Work out how many lines of the listing hold the string "JSON". Answer with that number alone.

Dataset records:
* Start *
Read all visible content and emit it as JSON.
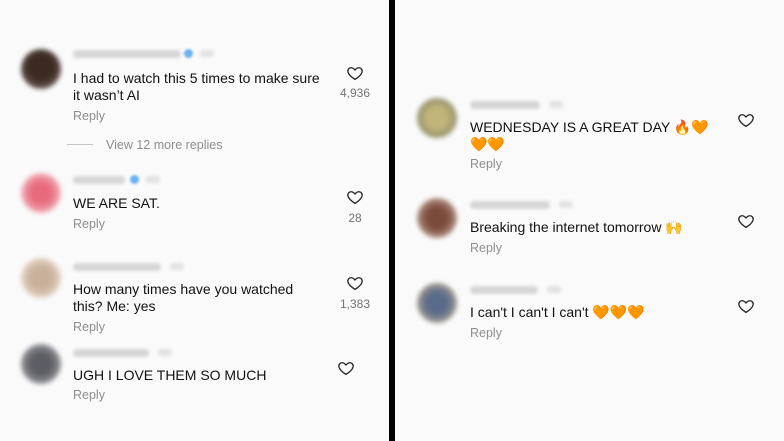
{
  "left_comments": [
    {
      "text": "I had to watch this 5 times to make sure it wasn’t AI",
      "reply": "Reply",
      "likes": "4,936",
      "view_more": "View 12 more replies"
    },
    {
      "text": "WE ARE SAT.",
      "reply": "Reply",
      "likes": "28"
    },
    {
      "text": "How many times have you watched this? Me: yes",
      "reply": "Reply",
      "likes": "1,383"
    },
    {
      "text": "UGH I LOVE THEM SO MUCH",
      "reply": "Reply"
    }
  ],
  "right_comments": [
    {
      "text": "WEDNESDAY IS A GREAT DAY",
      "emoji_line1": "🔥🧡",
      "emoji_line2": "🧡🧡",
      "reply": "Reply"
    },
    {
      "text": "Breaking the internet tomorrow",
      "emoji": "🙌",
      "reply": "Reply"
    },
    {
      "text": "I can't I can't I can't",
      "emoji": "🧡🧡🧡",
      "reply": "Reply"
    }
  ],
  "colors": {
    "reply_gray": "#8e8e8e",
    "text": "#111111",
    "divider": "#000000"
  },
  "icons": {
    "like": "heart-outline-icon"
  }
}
* End *
* Start *
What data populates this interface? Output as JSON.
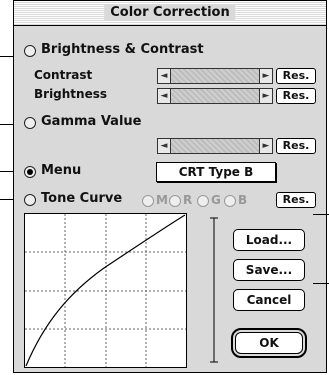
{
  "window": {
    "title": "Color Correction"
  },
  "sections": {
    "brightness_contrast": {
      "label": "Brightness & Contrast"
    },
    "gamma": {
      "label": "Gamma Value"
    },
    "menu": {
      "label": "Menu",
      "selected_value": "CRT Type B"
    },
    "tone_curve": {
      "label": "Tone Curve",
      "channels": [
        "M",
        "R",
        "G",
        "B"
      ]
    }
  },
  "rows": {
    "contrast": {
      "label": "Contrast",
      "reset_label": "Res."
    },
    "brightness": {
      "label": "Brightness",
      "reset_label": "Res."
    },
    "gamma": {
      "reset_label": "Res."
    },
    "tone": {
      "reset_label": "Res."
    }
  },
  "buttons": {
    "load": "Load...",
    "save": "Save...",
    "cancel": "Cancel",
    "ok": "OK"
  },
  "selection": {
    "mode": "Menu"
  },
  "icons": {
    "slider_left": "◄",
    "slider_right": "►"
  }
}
* End *
EXERCISE RESULT:
2